Exercise objective
The entries below should be output exactly as written.

Material to process
— START —

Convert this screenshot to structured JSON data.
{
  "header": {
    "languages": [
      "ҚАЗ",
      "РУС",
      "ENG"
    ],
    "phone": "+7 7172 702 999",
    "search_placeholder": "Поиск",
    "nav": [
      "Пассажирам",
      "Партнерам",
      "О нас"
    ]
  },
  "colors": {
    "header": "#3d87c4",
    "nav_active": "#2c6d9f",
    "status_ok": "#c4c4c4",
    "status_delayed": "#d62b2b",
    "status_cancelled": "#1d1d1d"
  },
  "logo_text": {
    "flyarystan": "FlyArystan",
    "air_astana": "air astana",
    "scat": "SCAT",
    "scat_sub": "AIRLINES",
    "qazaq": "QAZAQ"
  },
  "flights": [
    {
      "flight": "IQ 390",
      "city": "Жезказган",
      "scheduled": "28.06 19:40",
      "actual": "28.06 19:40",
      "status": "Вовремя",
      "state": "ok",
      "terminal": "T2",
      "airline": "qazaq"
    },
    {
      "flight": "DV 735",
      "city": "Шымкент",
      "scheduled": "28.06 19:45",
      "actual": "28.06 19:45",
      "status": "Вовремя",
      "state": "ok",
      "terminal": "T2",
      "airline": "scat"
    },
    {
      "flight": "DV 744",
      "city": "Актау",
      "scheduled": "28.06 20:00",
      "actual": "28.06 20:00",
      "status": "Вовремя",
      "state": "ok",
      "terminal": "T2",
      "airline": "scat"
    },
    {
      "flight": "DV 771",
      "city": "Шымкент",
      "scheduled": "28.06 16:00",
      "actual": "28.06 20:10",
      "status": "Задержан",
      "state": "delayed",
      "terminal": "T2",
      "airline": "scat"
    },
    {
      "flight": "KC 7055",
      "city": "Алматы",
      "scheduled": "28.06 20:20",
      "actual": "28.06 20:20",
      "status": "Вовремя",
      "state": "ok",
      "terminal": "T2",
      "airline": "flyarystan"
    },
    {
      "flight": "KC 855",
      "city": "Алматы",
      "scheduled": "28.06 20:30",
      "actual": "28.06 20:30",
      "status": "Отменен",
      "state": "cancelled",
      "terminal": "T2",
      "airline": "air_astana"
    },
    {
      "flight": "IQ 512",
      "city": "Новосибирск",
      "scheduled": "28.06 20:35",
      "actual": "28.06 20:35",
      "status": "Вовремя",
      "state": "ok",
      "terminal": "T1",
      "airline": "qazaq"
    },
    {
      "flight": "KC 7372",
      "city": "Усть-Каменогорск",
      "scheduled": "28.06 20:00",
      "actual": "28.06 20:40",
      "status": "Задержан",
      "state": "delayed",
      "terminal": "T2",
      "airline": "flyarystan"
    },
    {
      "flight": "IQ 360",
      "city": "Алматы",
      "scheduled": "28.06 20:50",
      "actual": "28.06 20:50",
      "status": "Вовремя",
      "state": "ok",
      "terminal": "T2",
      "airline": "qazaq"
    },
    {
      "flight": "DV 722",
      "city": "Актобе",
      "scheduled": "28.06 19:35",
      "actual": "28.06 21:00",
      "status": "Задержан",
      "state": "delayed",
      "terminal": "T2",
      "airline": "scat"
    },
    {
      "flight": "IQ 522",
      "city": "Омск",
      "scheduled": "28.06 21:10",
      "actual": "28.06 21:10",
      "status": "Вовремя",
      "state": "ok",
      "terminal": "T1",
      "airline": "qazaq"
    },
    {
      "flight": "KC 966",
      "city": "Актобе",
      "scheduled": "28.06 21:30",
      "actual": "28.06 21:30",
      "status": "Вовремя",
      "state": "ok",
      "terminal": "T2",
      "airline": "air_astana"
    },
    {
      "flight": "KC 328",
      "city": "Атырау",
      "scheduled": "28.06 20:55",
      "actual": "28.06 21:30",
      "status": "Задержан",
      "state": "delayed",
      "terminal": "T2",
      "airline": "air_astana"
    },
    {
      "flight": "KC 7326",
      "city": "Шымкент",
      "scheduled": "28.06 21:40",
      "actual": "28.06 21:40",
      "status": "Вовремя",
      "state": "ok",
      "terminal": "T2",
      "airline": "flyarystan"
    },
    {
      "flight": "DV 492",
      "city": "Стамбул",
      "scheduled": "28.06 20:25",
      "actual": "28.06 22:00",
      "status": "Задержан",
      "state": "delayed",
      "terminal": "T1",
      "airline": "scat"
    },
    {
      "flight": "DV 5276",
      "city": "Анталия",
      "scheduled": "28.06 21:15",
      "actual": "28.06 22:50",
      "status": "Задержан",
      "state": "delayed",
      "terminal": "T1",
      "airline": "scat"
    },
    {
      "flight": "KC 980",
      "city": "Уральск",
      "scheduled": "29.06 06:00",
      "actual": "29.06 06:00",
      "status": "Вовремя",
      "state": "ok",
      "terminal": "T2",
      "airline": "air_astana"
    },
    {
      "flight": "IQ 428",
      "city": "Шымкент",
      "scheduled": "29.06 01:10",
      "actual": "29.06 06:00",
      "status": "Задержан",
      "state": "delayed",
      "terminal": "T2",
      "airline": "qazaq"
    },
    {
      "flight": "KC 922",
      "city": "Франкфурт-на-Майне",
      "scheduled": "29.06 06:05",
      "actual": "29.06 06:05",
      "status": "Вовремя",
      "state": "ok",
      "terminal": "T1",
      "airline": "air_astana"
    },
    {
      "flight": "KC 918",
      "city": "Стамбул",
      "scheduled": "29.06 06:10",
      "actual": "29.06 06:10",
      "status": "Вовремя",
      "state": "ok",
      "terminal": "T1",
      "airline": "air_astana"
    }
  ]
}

— END —

Worked answer
Convert this screenshot to structured JSON data.
{
  "header": {
    "languages": [
      "ҚАЗ",
      "РУС",
      "ENG"
    ],
    "phone": "+7 7172 702 999",
    "search_placeholder": "Поиск",
    "nav": [
      "Пассажирам",
      "Партнерам",
      "О нас"
    ]
  },
  "colors": {
    "header": "#3d87c4",
    "nav_active": "#2c6d9f",
    "status_ok": "#c4c4c4",
    "status_delayed": "#d62b2b",
    "status_cancelled": "#1d1d1d"
  },
  "logo_text": {
    "flyarystan": "FlyArystan",
    "air_astana": "air astana",
    "scat": "SCAT",
    "scat_sub": "AIRLINES",
    "qazaq": "QAZAQ"
  },
  "flights": [
    {
      "flight": "IQ 390",
      "city": "Жезказган",
      "scheduled": "28.06 19:40",
      "actual": "28.06 19:40",
      "status": "Вовремя",
      "state": "ok",
      "terminal": "T2",
      "airline": "qazaq"
    },
    {
      "flight": "DV 735",
      "city": "Шымкент",
      "scheduled": "28.06 19:45",
      "actual": "28.06 19:45",
      "status": "Вовремя",
      "state": "ok",
      "terminal": "T2",
      "airline": "scat"
    },
    {
      "flight": "DV 744",
      "city": "Актау",
      "scheduled": "28.06 20:00",
      "actual": "28.06 20:00",
      "status": "Вовремя",
      "state": "ok",
      "terminal": "T2",
      "airline": "scat"
    },
    {
      "flight": "DV 771",
      "city": "Шымкент",
      "scheduled": "28.06 16:00",
      "actual": "28.06 20:10",
      "status": "Задержан",
      "state": "delayed",
      "terminal": "T2",
      "airline": "scat"
    },
    {
      "flight": "KC 7055",
      "city": "Алматы",
      "scheduled": "28.06 20:20",
      "actual": "28.06 20:20",
      "status": "Вовремя",
      "state": "ok",
      "terminal": "T2",
      "airline": "flyarystan"
    },
    {
      "flight": "KC 855",
      "city": "Алматы",
      "scheduled": "28.06 20:30",
      "actual": "28.06 20:30",
      "status": "Отменен",
      "state": "cancelled",
      "terminal": "T2",
      "airline": "air_astana"
    },
    {
      "flight": "IQ 512",
      "city": "Новосибирск",
      "scheduled": "28.06 20:35",
      "actual": "28.06 20:35",
      "status": "Вовремя",
      "state": "ok",
      "terminal": "T1",
      "airline": "qazaq"
    },
    {
      "flight": "KC 7372",
      "city": "Усть-Каменогорск",
      "scheduled": "28.06 20:00",
      "actual": "28.06 20:40",
      "status": "Задержан",
      "state": "delayed",
      "terminal": "T2",
      "airline": "flyarystan"
    },
    {
      "flight": "IQ 360",
      "city": "Алматы",
      "scheduled": "28.06 20:50",
      "actual": "28.06 20:50",
      "status": "Вовремя",
      "state": "ok",
      "terminal": "T2",
      "airline": "qazaq"
    },
    {
      "flight": "DV 722",
      "city": "Актобе",
      "scheduled": "28.06 19:35",
      "actual": "28.06 21:00",
      "status": "Задержан",
      "state": "delayed",
      "terminal": "T2",
      "airline": "scat"
    },
    {
      "flight": "IQ 522",
      "city": "Омск",
      "scheduled": "28.06 21:10",
      "actual": "28.06 21:10",
      "status": "Вовремя",
      "state": "ok",
      "terminal": "T1",
      "airline": "qazaq"
    },
    {
      "flight": "KC 966",
      "city": "Актобе",
      "scheduled": "28.06 21:30",
      "actual": "28.06 21:30",
      "status": "Вовремя",
      "state": "ok",
      "terminal": "T2",
      "airline": "air_astana"
    },
    {
      "flight": "KC 328",
      "city": "Атырау",
      "scheduled": "28.06 20:55",
      "actual": "28.06 21:30",
      "status": "Задержан",
      "state": "delayed",
      "terminal": "T2",
      "airline": "air_astana"
    },
    {
      "flight": "KC 7326",
      "city": "Шымкент",
      "scheduled": "28.06 21:40",
      "actual": "28.06 21:40",
      "status": "Вовремя",
      "state": "ok",
      "terminal": "T2",
      "airline": "flyarystan"
    },
    {
      "flight": "DV 492",
      "city": "Стамбул",
      "scheduled": "28.06 20:25",
      "actual": "28.06 22:00",
      "status": "Задержан",
      "state": "delayed",
      "terminal": "T1",
      "airline": "scat"
    },
    {
      "flight": "DV 5276",
      "city": "Анталия",
      "scheduled": "28.06 21:15",
      "actual": "28.06 22:50",
      "status": "Задержан",
      "state": "delayed",
      "terminal": "T1",
      "airline": "scat"
    },
    {
      "flight": "KC 980",
      "city": "Уральск",
      "scheduled": "29.06 06:00",
      "actual": "29.06 06:00",
      "status": "Вовремя",
      "state": "ok",
      "terminal": "T2",
      "airline": "air_astana"
    },
    {
      "flight": "IQ 428",
      "city": "Шымкент",
      "scheduled": "29.06 01:10",
      "actual": "29.06 06:00",
      "status": "Задержан",
      "state": "delayed",
      "terminal": "T2",
      "airline": "qazaq"
    },
    {
      "flight": "KC 922",
      "city": "Франкфурт-на-Майне",
      "scheduled": "29.06 06:05",
      "actual": "29.06 06:05",
      "status": "Вовремя",
      "state": "ok",
      "terminal": "T1",
      "airline": "air_astana"
    },
    {
      "flight": "KC 918",
      "city": "Стамбул",
      "scheduled": "29.06 06:10",
      "actual": "29.06 06:10",
      "status": "Вовремя",
      "state": "ok",
      "terminal": "T1",
      "airline": "air_astana"
    }
  ]
}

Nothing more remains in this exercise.